▸ **Reading text**:
· · · · ·
- Date: December 17, 1989
- Presenters: Carina Lau, Philip Chan, Elizabeth Lee
- Venue: TV City, Hong Kong
- Broadcaster: TVB
- Entrants: 20
- Placements: 5
- Winner: Kit Wong 黄美潔 Sydney, Australia

= Miss Chinese International Pageant 1989 =

The second Miss Chinese International Pageant, Miss Chinese International Pageant 1989 was held on December 17, 1989, in Hong Kong. Miss Chinese International 1988 Michelle Monique Reis of Hong Kong crowned Kit Wong of Sydney, Australia as the new winner. Sydney would not go on to win the crown, until 2007, when Sarah Song captured the title.

==Pageant information==
The theme to this year's pageant is "The Traditions of the Dragon, The Embodiment of Beauty" 「龍的傳統 俏的化身」. The Masters of Ceremonies were Carina Lau, Philip Chan, and Miss Hong Kong 1987 first runner-up Elizabeth Lee.

==Results==

| Placement | Contestant | City Represented | Country Represented |
|---|---|---|---|
| Miss Chinese International 1989 | Kit Wong 黄美潔 | Sydney | Australia |
| 1st Runner-Up | Monica Chan 陳法蓉 | Hong Kong | Hong Kong |
| 2nd Runner-Up | Guilhermina Pedruco 畢美娜 | Macau | Macau |
| Top 5 Finalists | Lisa Chow 曹夢蘭 Yu Ping Fan 范瑜娉 | Vancouver Seattle | Canada USA |

===Special awards===
- Miss Oriental Charm: Kit Wong 黄美潔 (Sydney)
· · · · ·
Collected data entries
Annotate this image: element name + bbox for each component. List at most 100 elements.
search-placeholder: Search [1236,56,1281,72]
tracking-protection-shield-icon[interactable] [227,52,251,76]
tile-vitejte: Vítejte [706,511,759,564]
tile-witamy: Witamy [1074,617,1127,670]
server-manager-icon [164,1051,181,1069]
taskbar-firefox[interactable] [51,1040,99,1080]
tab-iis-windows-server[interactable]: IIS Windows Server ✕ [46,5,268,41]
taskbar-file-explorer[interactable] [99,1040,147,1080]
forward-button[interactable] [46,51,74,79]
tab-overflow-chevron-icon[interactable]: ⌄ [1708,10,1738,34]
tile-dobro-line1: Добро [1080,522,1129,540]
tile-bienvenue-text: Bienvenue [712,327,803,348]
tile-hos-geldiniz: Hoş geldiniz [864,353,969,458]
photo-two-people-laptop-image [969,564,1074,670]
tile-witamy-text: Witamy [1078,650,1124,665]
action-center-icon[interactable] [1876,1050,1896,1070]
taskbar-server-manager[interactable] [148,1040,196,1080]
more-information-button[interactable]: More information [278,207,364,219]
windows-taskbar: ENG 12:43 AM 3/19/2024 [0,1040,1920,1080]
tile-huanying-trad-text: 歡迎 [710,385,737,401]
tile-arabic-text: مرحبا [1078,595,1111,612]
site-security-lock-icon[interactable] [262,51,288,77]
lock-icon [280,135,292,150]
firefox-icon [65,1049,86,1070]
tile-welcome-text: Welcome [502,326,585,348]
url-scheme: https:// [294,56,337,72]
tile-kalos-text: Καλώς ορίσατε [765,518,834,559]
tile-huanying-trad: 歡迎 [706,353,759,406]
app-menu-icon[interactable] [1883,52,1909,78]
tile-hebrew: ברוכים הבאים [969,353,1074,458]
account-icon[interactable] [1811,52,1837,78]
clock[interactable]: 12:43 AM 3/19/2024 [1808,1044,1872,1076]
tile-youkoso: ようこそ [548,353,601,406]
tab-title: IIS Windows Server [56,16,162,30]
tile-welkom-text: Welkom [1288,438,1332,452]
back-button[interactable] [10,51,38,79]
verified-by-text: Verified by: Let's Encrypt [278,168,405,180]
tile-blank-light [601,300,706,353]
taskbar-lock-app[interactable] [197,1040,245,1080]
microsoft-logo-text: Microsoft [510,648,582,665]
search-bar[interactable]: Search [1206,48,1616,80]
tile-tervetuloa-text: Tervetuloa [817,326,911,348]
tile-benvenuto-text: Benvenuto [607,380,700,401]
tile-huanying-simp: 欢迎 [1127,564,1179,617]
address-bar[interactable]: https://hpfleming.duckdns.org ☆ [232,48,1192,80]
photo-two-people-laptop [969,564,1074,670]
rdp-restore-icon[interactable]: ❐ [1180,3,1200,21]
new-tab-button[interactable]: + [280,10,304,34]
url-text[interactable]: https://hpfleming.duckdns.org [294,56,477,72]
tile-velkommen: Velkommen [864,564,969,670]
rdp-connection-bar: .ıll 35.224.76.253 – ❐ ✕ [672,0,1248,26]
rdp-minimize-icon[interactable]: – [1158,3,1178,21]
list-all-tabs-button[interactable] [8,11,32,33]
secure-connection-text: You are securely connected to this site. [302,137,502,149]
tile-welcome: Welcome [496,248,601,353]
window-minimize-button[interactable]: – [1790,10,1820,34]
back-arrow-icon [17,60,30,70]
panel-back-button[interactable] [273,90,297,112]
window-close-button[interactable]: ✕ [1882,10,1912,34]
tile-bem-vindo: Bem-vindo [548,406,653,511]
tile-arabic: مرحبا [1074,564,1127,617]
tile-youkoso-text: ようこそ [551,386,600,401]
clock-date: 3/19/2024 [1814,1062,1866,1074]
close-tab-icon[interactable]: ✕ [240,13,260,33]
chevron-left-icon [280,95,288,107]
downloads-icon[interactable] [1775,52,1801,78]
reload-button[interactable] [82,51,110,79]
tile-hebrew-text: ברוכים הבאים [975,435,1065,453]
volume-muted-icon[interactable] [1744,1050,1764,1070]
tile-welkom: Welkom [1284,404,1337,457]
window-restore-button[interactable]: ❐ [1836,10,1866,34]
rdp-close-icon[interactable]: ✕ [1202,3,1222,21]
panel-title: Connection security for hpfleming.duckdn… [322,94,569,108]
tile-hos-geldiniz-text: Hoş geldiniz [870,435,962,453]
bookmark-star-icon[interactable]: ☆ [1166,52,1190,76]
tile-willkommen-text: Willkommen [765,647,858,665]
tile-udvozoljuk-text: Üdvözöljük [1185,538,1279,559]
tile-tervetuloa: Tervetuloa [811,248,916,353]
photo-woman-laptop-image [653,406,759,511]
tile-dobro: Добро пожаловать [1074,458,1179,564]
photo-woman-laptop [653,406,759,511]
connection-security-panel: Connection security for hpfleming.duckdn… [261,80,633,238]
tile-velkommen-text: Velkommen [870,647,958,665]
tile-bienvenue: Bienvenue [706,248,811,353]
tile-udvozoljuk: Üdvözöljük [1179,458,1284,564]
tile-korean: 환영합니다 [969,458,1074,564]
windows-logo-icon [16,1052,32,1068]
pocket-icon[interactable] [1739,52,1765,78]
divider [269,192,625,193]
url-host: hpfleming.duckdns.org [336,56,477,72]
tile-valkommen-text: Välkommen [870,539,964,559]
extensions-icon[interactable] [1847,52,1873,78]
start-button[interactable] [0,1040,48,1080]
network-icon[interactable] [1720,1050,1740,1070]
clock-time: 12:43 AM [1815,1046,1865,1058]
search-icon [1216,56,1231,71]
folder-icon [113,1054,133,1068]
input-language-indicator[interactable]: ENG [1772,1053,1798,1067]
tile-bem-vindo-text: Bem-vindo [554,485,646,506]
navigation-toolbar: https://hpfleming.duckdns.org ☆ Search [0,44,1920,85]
· · · · ·
▸ **Aim of the task**: Transcribe the passage of the 1989 pageant text above that opens with the words containing "The second Miss" and closes with "captured the title.".

▸ **Exercise output**:
The second Miss Chinese International Pageant, Miss Chinese International Pageant 1989 was held on December 17, 1989, in Hong Kong. Miss Chinese International 1988 Michelle Monique Reis of Hong Kong crowned Kit Wong of Sydney, Australia as the new winner. Sydney would not go on to win the crown, until 2007, when Sarah Song captured the title.